▶ [Written instruction]: Transcribe every line exactly and omit anything that is a picture.

▶ [Extracted records]:
────────────────────

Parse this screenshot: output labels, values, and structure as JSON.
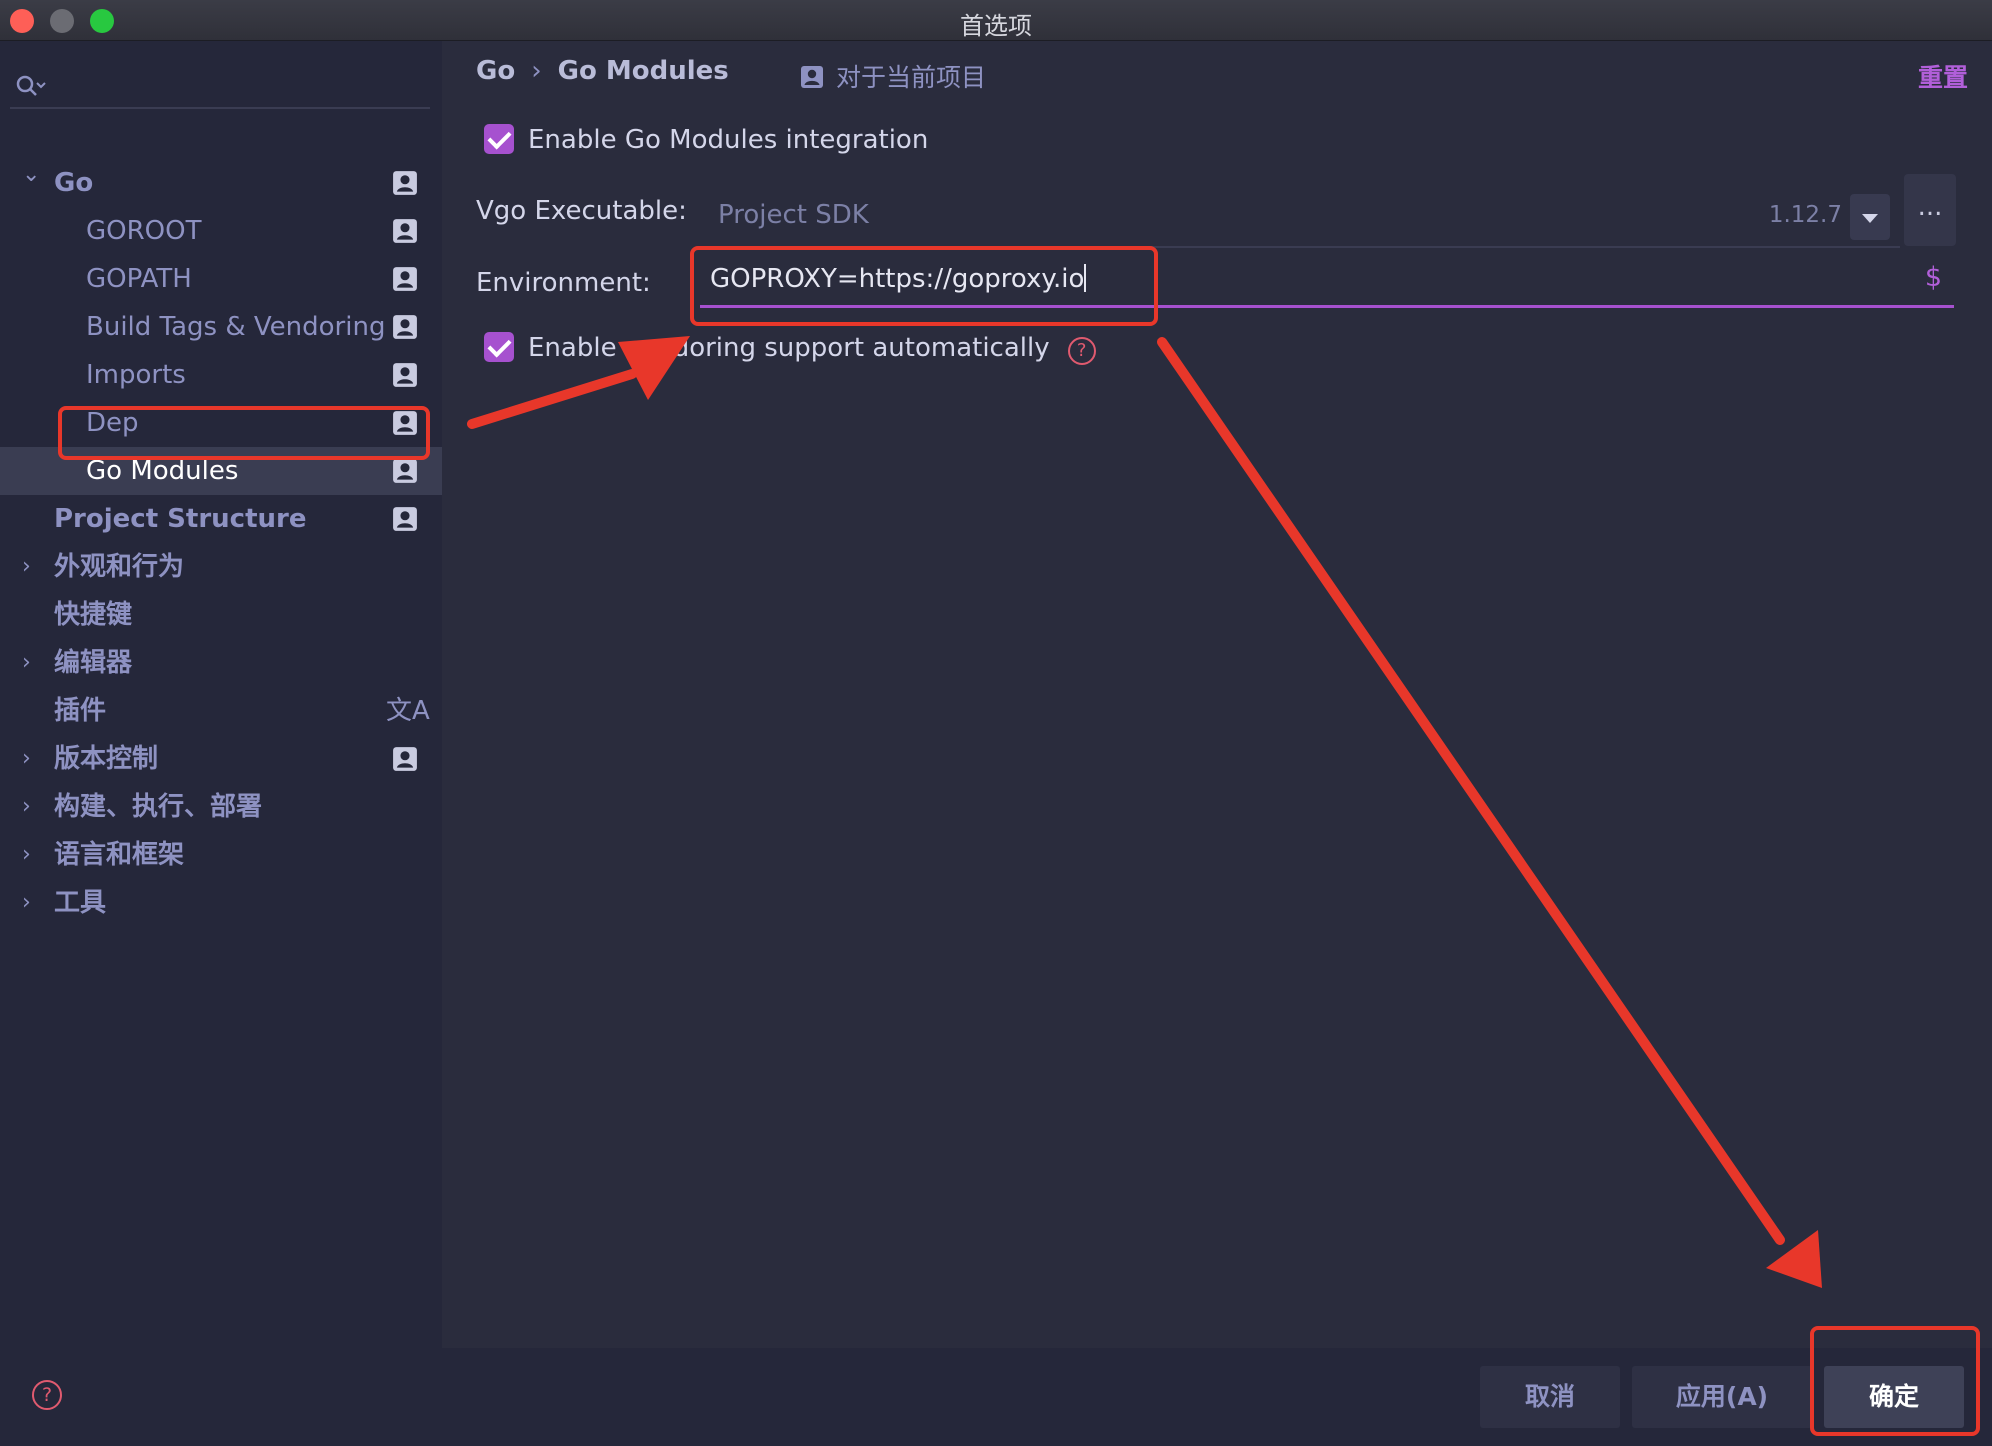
{
  "window": {
    "title": "首选项"
  },
  "sidebar": {
    "search": {
      "value": "",
      "placeholder": ""
    },
    "items": [
      {
        "label": "Go",
        "level": 0,
        "expandable": true,
        "expanded": true,
        "icon": "project-icon"
      },
      {
        "label": "GOROOT",
        "level": 1,
        "icon": "project-icon"
      },
      {
        "label": "GOPATH",
        "level": 1,
        "icon": "project-icon"
      },
      {
        "label": "Build Tags & Vendoring",
        "level": 1,
        "icon": "project-icon"
      },
      {
        "label": "Imports",
        "level": 1,
        "icon": "project-icon"
      },
      {
        "label": "Dep",
        "level": 1,
        "icon": "project-icon"
      },
      {
        "label": "Go Modules",
        "level": 1,
        "icon": "project-icon",
        "selected": true
      },
      {
        "label": "Project Structure",
        "level": 0,
        "icon": "project-icon"
      },
      {
        "label": "外观和行为",
        "level": 0,
        "expandable": true
      },
      {
        "label": "快捷键",
        "level": 0
      },
      {
        "label": "编辑器",
        "level": 0,
        "expandable": true
      },
      {
        "label": "插件",
        "level": 0,
        "icon": "translate-icon",
        "icon_glyph": "文A"
      },
      {
        "label": "版本控制",
        "level": 0,
        "expandable": true,
        "icon": "project-icon"
      },
      {
        "label": "构建、执行、部署",
        "level": 0,
        "expandable": true
      },
      {
        "label": "语言和框架",
        "level": 0,
        "expandable": true
      },
      {
        "label": "工具",
        "level": 0,
        "expandable": true
      }
    ]
  },
  "header": {
    "breadcrumb": [
      "Go",
      "Go Modules"
    ],
    "breadcrumb_separator": "›",
    "scope_label": "对于当前项目",
    "reset_label": "重置"
  },
  "settings": {
    "enable_modules": {
      "label": "Enable Go Modules integration",
      "checked": true
    },
    "vgo": {
      "label": "Vgo Executable:",
      "value": "Project SDK",
      "version": "1.12.7",
      "more": "..."
    },
    "environment": {
      "label": "Environment:",
      "value": "GOPROXY=https://goproxy.io",
      "dollar": "$"
    },
    "vendoring": {
      "label": "Enable vendoring support automatically",
      "checked": true,
      "help": "?"
    }
  },
  "footer": {
    "help": "?",
    "cancel_label": "取消",
    "apply_label": "应用(A)",
    "ok_label": "确定"
  },
  "colors": {
    "accent": "#a651cf",
    "annotation": "#e8372a",
    "background": "#2a2c3d",
    "sidebar": "#25273a"
  }
}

────────────────────

▶ [Reply to the exercise]:
Parse this screenshot: output labels, values, and structure as JSON.
{
  "window": {
    "title": "首选项"
  },
  "sidebar": {
    "search": {
      "value": "",
      "placeholder": ""
    },
    "items": [
      {
        "label": "Go",
        "level": 0,
        "expandable": true,
        "expanded": true,
        "icon": "project-icon"
      },
      {
        "label": "GOROOT",
        "level": 1,
        "icon": "project-icon"
      },
      {
        "label": "GOPATH",
        "level": 1,
        "icon": "project-icon"
      },
      {
        "label": "Build Tags & Vendoring",
        "level": 1,
        "icon": "project-icon"
      },
      {
        "label": "Imports",
        "level": 1,
        "icon": "project-icon"
      },
      {
        "label": "Dep",
        "level": 1,
        "icon": "project-icon"
      },
      {
        "label": "Go Modules",
        "level": 1,
        "icon": "project-icon",
        "selected": true
      },
      {
        "label": "Project Structure",
        "level": 0,
        "icon": "project-icon"
      },
      {
        "label": "外观和行为",
        "level": 0,
        "expandable": true
      },
      {
        "label": "快捷键",
        "level": 0
      },
      {
        "label": "编辑器",
        "level": 0,
        "expandable": true
      },
      {
        "label": "插件",
        "level": 0,
        "icon": "translate-icon",
        "icon_glyph": "文A"
      },
      {
        "label": "版本控制",
        "level": 0,
        "expandable": true,
        "icon": "project-icon"
      },
      {
        "label": "构建、执行、部署",
        "level": 0,
        "expandable": true
      },
      {
        "label": "语言和框架",
        "level": 0,
        "expandable": true
      },
      {
        "label": "工具",
        "level": 0,
        "expandable": true
      }
    ]
  },
  "header": {
    "breadcrumb": [
      "Go",
      "Go Modules"
    ],
    "breadcrumb_separator": "›",
    "scope_label": "对于当前项目",
    "reset_label": "重置"
  },
  "settings": {
    "enable_modules": {
      "label": "Enable Go Modules integration",
      "checked": true
    },
    "vgo": {
      "label": "Vgo Executable:",
      "value": "Project SDK",
      "version": "1.12.7",
      "more": "..."
    },
    "environment": {
      "label": "Environment:",
      "value": "GOPROXY=https://goproxy.io",
      "dollar": "$"
    },
    "vendoring": {
      "label": "Enable vendoring support automatically",
      "checked": true,
      "help": "?"
    }
  },
  "footer": {
    "help": "?",
    "cancel_label": "取消",
    "apply_label": "应用(A)",
    "ok_label": "确定"
  },
  "colors": {
    "accent": "#a651cf",
    "annotation": "#e8372a",
    "background": "#2a2c3d",
    "sidebar": "#25273a"
  }
}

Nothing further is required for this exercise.